Goal: Keep only the lines of the data below that contain "landjaeger", and copy them.

⟨

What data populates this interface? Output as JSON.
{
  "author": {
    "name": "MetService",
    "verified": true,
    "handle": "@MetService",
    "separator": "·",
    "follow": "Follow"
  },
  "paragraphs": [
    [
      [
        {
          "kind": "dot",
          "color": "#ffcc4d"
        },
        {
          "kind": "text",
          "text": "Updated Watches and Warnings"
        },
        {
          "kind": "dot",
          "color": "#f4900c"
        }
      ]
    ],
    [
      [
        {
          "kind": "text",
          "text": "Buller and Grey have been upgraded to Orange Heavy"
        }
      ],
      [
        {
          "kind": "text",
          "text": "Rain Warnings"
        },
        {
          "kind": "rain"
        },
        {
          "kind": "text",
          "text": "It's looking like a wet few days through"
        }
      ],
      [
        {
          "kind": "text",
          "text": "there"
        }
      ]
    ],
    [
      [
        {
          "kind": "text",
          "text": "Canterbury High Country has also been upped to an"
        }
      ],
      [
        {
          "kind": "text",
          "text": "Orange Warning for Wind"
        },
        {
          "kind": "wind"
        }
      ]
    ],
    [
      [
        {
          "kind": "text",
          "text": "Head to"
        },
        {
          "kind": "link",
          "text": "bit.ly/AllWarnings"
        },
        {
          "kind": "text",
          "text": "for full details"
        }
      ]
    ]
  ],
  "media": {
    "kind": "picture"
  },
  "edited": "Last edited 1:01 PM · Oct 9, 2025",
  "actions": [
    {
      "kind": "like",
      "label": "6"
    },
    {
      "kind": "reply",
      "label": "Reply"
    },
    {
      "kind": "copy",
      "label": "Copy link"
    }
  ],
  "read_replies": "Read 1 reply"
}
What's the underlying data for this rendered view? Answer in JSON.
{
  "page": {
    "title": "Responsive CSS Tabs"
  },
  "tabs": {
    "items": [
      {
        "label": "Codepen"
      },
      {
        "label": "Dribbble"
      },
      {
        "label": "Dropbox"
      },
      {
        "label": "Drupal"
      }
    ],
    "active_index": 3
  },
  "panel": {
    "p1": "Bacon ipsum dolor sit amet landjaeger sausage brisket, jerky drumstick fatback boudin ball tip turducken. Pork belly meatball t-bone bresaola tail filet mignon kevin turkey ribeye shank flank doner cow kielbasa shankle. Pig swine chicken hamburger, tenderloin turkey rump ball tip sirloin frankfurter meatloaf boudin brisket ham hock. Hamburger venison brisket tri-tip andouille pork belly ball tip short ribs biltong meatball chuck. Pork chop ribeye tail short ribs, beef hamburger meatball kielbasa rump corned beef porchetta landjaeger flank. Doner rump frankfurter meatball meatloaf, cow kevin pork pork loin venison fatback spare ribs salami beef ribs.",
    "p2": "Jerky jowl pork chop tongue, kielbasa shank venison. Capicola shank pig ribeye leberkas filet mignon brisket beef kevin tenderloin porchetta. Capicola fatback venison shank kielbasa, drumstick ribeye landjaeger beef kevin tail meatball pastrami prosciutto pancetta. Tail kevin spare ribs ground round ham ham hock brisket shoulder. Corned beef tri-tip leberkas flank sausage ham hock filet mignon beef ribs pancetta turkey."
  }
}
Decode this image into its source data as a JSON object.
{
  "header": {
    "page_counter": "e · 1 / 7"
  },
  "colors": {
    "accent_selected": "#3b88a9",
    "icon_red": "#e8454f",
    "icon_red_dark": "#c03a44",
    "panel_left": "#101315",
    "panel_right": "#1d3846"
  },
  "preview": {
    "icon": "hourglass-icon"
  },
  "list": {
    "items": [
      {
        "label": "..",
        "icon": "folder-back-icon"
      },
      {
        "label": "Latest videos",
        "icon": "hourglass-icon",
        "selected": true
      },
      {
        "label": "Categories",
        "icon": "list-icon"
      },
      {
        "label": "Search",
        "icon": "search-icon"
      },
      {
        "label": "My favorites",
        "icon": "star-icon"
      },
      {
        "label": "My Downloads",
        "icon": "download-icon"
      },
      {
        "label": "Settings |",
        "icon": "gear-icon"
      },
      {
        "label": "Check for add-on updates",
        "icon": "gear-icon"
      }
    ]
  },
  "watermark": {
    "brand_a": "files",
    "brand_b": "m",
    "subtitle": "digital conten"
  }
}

⟩

Answer to this task:
    "p1": "Bacon ipsum dolor sit amet landjaeger sausage brisket, jerky drumstick fatback boudin ball tip turducken. Pork belly meatball t-bone bresaola tail filet mignon kevin turkey ribeye shank flank doner cow kielbasa shankle. Pig swine chicken hamburger, tenderloin turkey rump ball tip sirloin frankfurter meatloaf boudin brisket ham hock. Hamburger venison brisket tri-tip andouille pork belly ball tip short ribs biltong meatball chuck. Pork chop ribeye tail short ribs, beef hamburger meatball kielbasa rump corned beef porchetta landjaeger flank. Doner rump frankfurter meatball meatloaf, cow kevin pork pork loin venison fatback spare ribs salami beef ribs.",
    "p2": "Jerky jowl pork chop tongue, kielbasa shank venison. Capicola shank pig ribeye leberkas filet mignon brisket beef kevin tenderloin porchetta. Capicola fatback venison shank kielbasa, drumstick ribeye landjaeger beef kevin tail meatball pastrami prosciutto pancetta. Tail kevin spare ribs ground round ham ham hock brisket shoulder. Corned beef tri-tip leberkas flank sausage ham hock filet mignon beef ribs pancetta turkey."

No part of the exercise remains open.